Exercise goal. Every line below is to be quoted exactly, with nothing added or dropped.

Source records.

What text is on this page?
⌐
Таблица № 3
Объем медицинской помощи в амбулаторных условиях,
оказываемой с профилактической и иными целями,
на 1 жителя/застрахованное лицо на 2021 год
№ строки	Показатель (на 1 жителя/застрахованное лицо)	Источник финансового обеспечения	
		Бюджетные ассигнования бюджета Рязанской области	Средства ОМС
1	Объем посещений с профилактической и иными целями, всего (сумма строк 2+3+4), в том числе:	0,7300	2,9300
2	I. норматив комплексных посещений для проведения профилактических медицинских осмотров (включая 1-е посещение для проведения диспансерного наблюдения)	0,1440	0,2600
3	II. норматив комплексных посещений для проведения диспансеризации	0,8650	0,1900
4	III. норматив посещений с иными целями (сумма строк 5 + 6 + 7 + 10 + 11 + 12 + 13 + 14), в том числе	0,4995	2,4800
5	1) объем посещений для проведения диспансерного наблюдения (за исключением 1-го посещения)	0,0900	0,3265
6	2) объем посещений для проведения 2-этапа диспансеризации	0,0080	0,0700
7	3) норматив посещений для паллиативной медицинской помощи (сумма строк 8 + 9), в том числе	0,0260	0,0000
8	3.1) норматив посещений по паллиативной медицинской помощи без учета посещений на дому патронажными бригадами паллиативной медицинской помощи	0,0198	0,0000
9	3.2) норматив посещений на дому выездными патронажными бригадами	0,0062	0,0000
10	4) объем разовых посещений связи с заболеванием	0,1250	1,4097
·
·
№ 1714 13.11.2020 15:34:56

Written answer.
What text is on this page?
⌐
Таблица № 3
Объем медицинской помощи в амбулаторных условиях,
оказываемой с профилактической и иными целями,
на 1 жителя/застрахованное лицо на 2021 год
№ строки	Показатель (на 1 жителя/застрахованное лицо)	Источник финансового обеспечения	
		Бюджетные ассигнования бюджета Рязанской области	Средства ОМС
1	Объем посещений с профилактической и иными целями, всего (сумма строк 2+3+4), в том числе:	0,7300	2,9300
2	I. норматив комплексных посещений для проведения профилактических медицинских осмотров (включая 1-е посещение для проведения диспансерного наблюдения)	0,1440	0,2600
3	II. норматив комплексных посещений для проведения диспансеризации	0,8650	0,1900
4	III. норматив посещений с иными целями (сумма строк 5 + 6 + 7 + 10 + 11 + 12 + 13 + 14), в том числе	0,4995	2,4800
5	1) объем посещений для проведения диспансерного наблюдения (за исключением 1-го посещения)	0,0900	0,3265
6	2) объем посещений для проведения 2-этапа диспансеризации	0,0080	0,0700
7	3) норматив посещений для паллиативной медицинской помощи (сумма строк 8 + 9), в том числе	0,0260	0,0000
8	3.1) норматив посещений по паллиативной медицинской помощи без учета посещений на дому патронажными бригадами паллиативной медицинской помощи	0,0198	0,0000
9	3.2) норматив посещений на дому выездными патронажными бригадами	0,0062	0,0000
10	4) объем разовых посещений связи с заболеванием	0,1250	1,4097
·
·
№ 1714 13.11.2020 15:34:56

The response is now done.